◆ SET PROBLEM:
Your task is to copy every line of the records below that contains "text".

════════════════

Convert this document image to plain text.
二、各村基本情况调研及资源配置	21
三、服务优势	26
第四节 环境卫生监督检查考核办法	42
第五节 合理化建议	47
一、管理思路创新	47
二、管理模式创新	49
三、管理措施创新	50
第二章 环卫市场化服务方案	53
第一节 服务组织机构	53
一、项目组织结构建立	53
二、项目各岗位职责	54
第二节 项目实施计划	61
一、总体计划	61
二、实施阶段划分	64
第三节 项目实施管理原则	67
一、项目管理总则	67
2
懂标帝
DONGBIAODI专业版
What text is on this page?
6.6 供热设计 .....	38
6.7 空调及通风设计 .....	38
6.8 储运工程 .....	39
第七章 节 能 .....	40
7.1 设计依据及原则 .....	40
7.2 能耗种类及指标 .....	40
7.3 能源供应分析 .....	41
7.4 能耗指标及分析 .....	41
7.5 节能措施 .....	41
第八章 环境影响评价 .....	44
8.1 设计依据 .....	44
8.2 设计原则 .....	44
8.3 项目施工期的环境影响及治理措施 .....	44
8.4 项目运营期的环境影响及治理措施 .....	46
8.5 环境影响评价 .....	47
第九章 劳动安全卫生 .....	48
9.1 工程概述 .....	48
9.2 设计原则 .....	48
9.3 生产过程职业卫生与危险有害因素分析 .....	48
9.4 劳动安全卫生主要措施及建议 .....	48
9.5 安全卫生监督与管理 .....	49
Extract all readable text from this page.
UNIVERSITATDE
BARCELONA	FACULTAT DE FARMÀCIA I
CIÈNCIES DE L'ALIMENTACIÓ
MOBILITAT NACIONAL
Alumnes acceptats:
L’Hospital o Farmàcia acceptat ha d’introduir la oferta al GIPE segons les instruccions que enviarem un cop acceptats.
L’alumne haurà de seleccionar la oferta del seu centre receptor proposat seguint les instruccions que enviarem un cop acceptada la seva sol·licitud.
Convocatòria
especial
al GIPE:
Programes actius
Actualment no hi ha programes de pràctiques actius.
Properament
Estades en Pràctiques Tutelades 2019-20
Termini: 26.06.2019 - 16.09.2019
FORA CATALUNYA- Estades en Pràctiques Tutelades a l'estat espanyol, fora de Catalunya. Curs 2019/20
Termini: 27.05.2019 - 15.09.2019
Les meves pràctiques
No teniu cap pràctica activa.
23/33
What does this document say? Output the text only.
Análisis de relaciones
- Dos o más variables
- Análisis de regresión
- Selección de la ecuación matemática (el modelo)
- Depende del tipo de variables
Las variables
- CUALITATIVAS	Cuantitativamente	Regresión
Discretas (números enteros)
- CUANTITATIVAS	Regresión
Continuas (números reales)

════════════════

◆ RESULT FOR THIS EXERCISE:
Convert this document image to plain text.
What text is on this page?
Extract all readable text from this page.
What does this document say? Output the text only.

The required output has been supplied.